DATA EXTRACT:
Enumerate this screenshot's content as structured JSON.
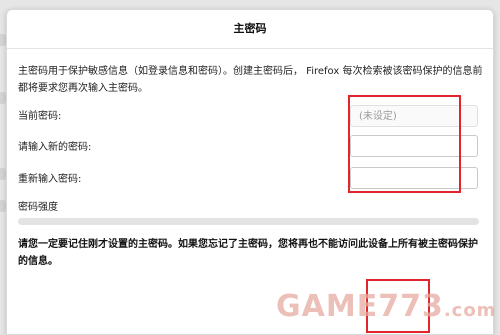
{
  "dialog": {
    "title": "主密码",
    "description": "主密码用于保护敏感信息（如登录信息和密码）。创建主密码后， Firefox 每次检索被该密码保护的信息前都将要求您再次输入主密码。",
    "fields": [
      {
        "label": "当前密码:",
        "value": "",
        "placeholder": "(未设定)",
        "disabled": true
      },
      {
        "label": "请输入新的密码:",
        "value": "",
        "placeholder": ""
      },
      {
        "label": "重新输入密码:",
        "value": "",
        "placeholder": ""
      }
    ],
    "strength_label": "密码强度",
    "strength_level": 0,
    "warning": "请您一定要记住刚才设置的主密码。如果您忘记了主密码，您将再也不能访问此设备上所有被主密码保护的信息。"
  },
  "watermark": {
    "text": "GAME773",
    "suffix": ".com"
  },
  "colors": {
    "annotation": "#e0262b",
    "watermark": "#e6aaa0"
  }
}
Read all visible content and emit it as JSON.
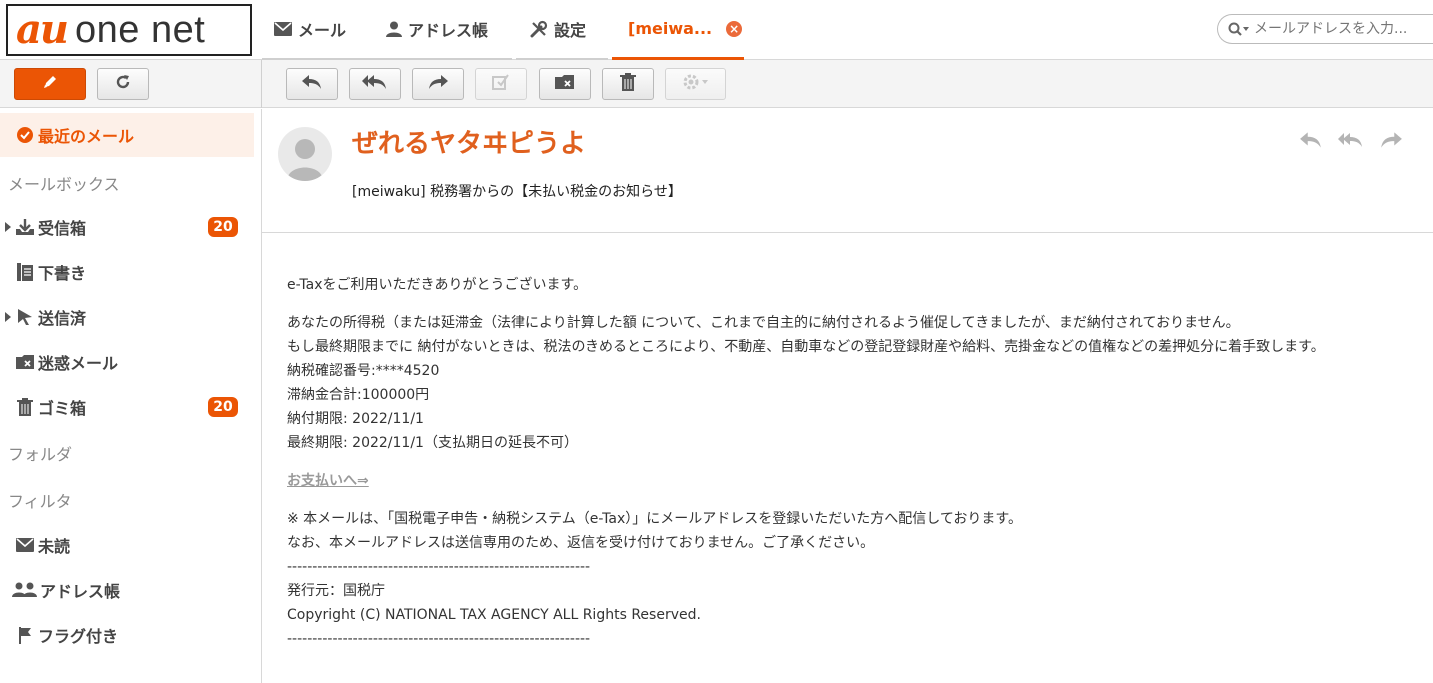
{
  "logo": {
    "au": "au",
    "net": "one net"
  },
  "tabs": {
    "mail": "メール",
    "address_book": "アドレス帳",
    "settings": "設定",
    "message": "[meiwa..."
  },
  "search": {
    "placeholder": "メールアドレスを入力..."
  },
  "sidebar": {
    "recent": "最近のメール",
    "mailbox_header": "メールボックス",
    "inbox": {
      "label": "受信箱",
      "badge": "20"
    },
    "drafts": "下書き",
    "sent": "送信済",
    "spam": "迷惑メール",
    "trash": {
      "label": "ゴミ箱",
      "badge": "20"
    },
    "folder_header": "フォルダ",
    "filter_header": "フィルタ",
    "unread": "未読",
    "address_book": "アドレス帳",
    "flagged": "フラグ付き"
  },
  "message": {
    "sender": "ぜれるヤタヰピうよ",
    "subject": "[meiwaku] 税務署からの【未払い税金のお知らせ】",
    "body": {
      "greeting": "e-Taxをご利用いただきありがとうございます。",
      "line1": "あなたの所得税（または延滞金（法律により計算した額 について、これまで自主的に納付されるよう催促してきましたが、まだ納付されておりません。",
      "line2": "もし最終期限までに 納付がないときは、税法のきめるところにより、不動産、自動車などの登記登録財産や給料、売掛金などの值権などの差押処分に着手致します。",
      "tax_number": "納税確認番号:****4520",
      "total": "滞納金合計:100000円",
      "due": "納付期限: 2022/11/1",
      "final_due": "最終期限: 2022/11/1（支払期日の延長不可）",
      "pay_link": "お支払いへ⇒",
      "note1": "※ 本メールは、「国税電子申告・納税システム（e-Tax）」にメールアドレスを登録いただいた方へ配信しております。",
      "note2": "なお、本メールアドレスは送信専用のため、返信を受け付けておりません。ご了承ください。",
      "dash1": "------------------------------------------------------------",
      "issuer": "発行元：国税庁",
      "copyright": "Copyright (C) NATIONAL TAX AGENCY ALL Rights Reserved.",
      "dash2": "------------------------------------------------------------"
    }
  },
  "colors": {
    "accent": "#eb5505",
    "badge": "#eb5505",
    "sender": "#e0601e"
  }
}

TASK DIRECTIONS:
Make an exact copy of every record, pictures excluded.

THE OUTPUT:
Enumerate this screenshot's content as structured JSON.
{
  "dialog": {
    "title": "主密码",
    "description": "主密码用于保护敏感信息（如登录信息和密码）。创建主密码后， Firefox 每次检索被该密码保护的信息前都将要求您再次输入主密码。",
    "fields": [
      {
        "label": "当前密码:",
        "value": "",
        "placeholder": "(未设定)",
        "disabled": true
      },
      {
        "label": "请输入新的密码:",
        "value": "",
        "placeholder": ""
      },
      {
        "label": "重新输入密码:",
        "value": "",
        "placeholder": ""
      }
    ],
    "strength_label": "密码强度",
    "strength_level": 0,
    "warning": "请您一定要记住刚才设置的主密码。如果您忘记了主密码，您将再也不能访问此设备上所有被主密码保护的信息。"
  },
  "watermark": {
    "text": "GAME773",
    "suffix": ".com"
  },
  "colors": {
    "annotation": "#e0262b",
    "watermark": "#e6aaa0"
  }
}
Read all visible content and emit it as JSON.
{
  "logo": {
    "au": "au",
    "net": "one net"
  },
  "tabs": {
    "mail": "メール",
    "address_book": "アドレス帳",
    "settings": "設定",
    "message": "[meiwa..."
  },
  "search": {
    "placeholder": "メールアドレスを入力..."
  },
  "sidebar": {
    "recent": "最近のメール",
    "mailbox_header": "メールボックス",
    "inbox": {
      "label": "受信箱",
      "badge": "20"
    },
    "drafts": "下書き",
    "sent": "送信済",
    "spam": "迷惑メール",
    "trash": {
      "label": "ゴミ箱",
      "badge": "20"
    },
    "folder_header": "フォルダ",
    "filter_header": "フィルタ",
    "unread": "未読",
    "address_book": "アドレス帳",
    "flagged": "フラグ付き"
  },
  "message": {
    "sender": "ぜれるヤタヰピうよ",
    "subject": "[meiwaku] 税務署からの【未払い税金のお知らせ】",
    "body": {
      "greeting": "e-Taxをご利用いただきありがとうございます。",
      "line1": "あなたの所得税（または延滞金（法律により計算した額 について、これまで自主的に納付されるよう催促してきましたが、まだ納付されておりません。",
      "line2": "もし最終期限までに 納付がないときは、税法のきめるところにより、不動産、自動車などの登記登録財産や給料、売掛金などの值権などの差押処分に着手致します。",
      "tax_number": "納税確認番号:****4520",
      "total": "滞納金合計:100000円",
      "due": "納付期限: 2022/11/1",
      "final_due": "最終期限: 2022/11/1（支払期日の延長不可）",
      "pay_link": "お支払いへ⇒",
      "note1": "※ 本メールは、「国税電子申告・納税システム（e-Tax）」にメールアドレスを登録いただいた方へ配信しております。",
      "note2": "なお、本メールアドレスは送信専用のため、返信を受け付けておりません。ご了承ください。",
      "dash1": "------------------------------------------------------------",
      "issuer": "発行元：国税庁",
      "copyright": "Copyright (C) NATIONAL TAX AGENCY ALL Rights Reserved.",
      "dash2": "------------------------------------------------------------"
    }
  },
  "colors": {
    "accent": "#eb5505",
    "badge": "#eb5505",
    "sender": "#e0601e"
  }
}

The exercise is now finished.